### [Stated goal]
Pull out from the material below all lines with "そうして".

(Records contained in a dataset)
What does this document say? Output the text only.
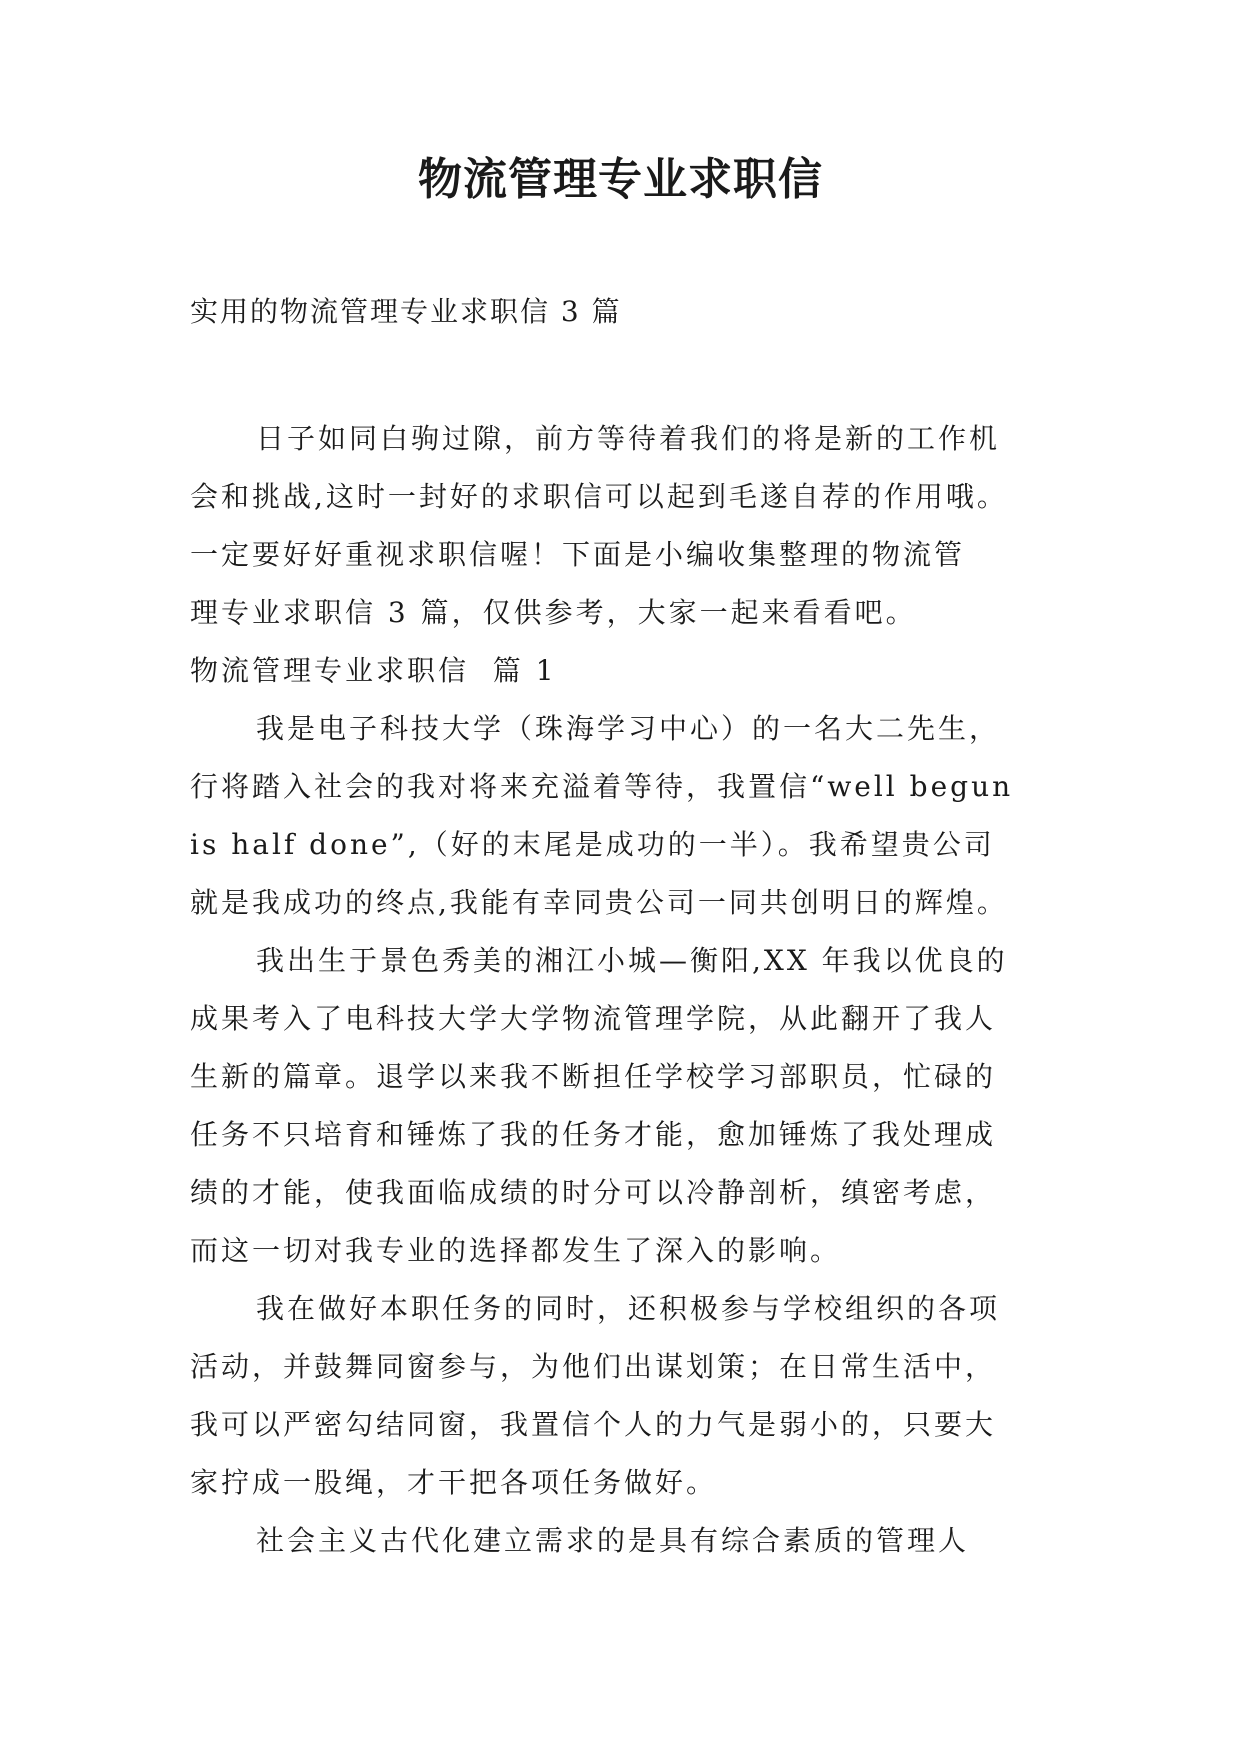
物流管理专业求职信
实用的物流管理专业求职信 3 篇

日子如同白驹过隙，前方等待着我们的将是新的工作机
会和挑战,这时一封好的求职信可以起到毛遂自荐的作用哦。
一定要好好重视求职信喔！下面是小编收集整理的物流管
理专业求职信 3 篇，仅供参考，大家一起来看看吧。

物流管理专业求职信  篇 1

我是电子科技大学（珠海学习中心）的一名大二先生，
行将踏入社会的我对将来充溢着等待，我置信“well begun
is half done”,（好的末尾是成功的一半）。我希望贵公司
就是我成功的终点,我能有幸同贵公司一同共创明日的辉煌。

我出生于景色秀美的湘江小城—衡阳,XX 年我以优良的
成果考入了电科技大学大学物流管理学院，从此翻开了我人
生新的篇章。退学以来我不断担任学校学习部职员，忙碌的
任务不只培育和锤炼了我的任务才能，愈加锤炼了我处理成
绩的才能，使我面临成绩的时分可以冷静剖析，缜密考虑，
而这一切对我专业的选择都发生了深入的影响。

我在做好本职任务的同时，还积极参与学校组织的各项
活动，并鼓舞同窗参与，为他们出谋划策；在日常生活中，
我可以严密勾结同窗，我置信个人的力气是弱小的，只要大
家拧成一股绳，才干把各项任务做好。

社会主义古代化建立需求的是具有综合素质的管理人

==

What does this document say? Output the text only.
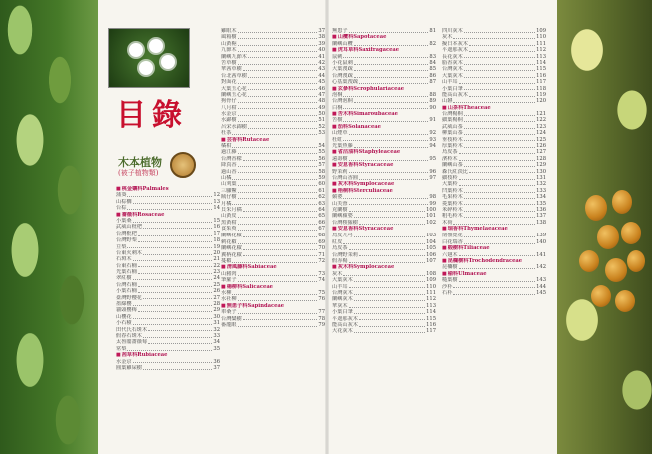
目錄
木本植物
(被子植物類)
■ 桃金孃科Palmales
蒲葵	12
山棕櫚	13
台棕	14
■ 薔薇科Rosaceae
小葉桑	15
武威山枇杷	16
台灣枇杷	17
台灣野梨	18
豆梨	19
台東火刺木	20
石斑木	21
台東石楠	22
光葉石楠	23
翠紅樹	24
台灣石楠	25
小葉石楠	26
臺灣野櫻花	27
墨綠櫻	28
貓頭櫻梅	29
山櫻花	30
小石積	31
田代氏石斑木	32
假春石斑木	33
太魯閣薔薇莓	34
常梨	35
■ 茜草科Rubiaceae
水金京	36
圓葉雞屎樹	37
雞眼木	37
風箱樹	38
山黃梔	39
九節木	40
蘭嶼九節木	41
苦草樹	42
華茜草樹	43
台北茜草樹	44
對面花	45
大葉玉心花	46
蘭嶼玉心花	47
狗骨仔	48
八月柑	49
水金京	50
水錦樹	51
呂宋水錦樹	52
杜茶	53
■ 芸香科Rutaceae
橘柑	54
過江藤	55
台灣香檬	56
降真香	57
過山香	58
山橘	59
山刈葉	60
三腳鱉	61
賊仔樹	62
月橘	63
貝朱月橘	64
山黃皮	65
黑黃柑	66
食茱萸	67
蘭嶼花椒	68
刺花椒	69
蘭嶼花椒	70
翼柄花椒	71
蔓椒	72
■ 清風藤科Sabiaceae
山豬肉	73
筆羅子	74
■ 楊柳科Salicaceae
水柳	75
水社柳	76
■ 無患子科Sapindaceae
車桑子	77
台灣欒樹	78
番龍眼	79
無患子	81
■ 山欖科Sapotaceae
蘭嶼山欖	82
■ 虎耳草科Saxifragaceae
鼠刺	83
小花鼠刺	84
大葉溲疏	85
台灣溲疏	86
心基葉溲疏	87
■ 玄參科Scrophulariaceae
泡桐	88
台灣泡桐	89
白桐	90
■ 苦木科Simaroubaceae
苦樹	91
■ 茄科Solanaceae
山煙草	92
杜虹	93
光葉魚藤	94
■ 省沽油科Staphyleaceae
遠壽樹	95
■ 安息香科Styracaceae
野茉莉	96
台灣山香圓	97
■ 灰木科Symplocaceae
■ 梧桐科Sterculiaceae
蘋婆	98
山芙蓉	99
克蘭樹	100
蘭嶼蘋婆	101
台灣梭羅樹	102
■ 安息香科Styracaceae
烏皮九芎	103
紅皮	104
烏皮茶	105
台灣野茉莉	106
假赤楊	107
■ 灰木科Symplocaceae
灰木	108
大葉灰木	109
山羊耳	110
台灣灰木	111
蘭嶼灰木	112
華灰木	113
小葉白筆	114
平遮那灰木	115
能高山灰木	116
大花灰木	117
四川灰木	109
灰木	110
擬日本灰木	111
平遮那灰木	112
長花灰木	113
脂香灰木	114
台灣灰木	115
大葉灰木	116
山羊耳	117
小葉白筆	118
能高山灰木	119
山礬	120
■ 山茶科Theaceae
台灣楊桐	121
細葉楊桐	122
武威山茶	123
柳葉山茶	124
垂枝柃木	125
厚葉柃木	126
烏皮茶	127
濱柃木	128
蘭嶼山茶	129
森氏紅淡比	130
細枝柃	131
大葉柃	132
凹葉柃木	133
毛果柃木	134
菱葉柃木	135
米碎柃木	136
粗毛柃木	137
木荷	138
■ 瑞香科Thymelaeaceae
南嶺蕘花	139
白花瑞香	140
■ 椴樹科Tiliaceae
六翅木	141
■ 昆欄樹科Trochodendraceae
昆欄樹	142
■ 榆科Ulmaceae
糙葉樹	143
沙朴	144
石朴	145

...

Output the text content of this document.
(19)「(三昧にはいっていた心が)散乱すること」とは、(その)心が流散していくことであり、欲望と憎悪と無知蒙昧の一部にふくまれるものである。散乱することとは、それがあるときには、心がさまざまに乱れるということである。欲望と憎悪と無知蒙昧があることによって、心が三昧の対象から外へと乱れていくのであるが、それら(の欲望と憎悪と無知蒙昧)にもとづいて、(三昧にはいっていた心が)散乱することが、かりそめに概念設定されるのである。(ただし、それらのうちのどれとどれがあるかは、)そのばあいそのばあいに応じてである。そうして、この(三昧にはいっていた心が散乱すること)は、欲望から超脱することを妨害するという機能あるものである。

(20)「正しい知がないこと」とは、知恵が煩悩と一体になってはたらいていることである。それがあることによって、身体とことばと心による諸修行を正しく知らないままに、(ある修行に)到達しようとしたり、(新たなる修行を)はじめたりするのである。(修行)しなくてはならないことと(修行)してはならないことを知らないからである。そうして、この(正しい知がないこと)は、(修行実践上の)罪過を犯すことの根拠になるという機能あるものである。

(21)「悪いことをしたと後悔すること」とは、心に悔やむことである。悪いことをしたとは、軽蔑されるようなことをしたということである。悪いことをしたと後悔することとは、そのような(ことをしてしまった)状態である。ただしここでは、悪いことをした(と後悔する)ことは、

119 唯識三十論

### [Answer to the task]
(19)「(三昧にはいっていた心が)散乱すること」とは、(その)心が流散していくことであり、欲望と憎悪と無知蒙昧の一部にふくまれるものである。散乱することとは、それがあるときには、心がさまざまに乱れるということである。欲望と憎悪と無知蒙昧があることによって、心が三昧の対象から外へと乱れていくのであるが、それら(の欲望と憎悪と無知蒙昧)にもとづいて、(三昧にはいっていた心が)散乱することが、かりそめに概念設定されるのである。(ただし、それらのうちのどれとどれがあるかは、)そのばあいそのばあいに応じてである。そうして、この(三昧にはいっていた心が散乱すること)は、欲望から超脱することを妨害するという機能あるものである。
(20)「正しい知がないこと」とは、知恵が煩悩と一体になってはたらいていることである。それがあることによって、身体とことばと心による諸修行を正しく知らないままに、(ある修行に)到達しようとしたり、(新たなる修行を)はじめたりするのである。(修行)しなくてはならないことと(修行)してはならないことを知らないからである。そうして、この(正しい知がないこと)は、(修行実践上の)罪過を犯すことの根拠になるという機能あるものである。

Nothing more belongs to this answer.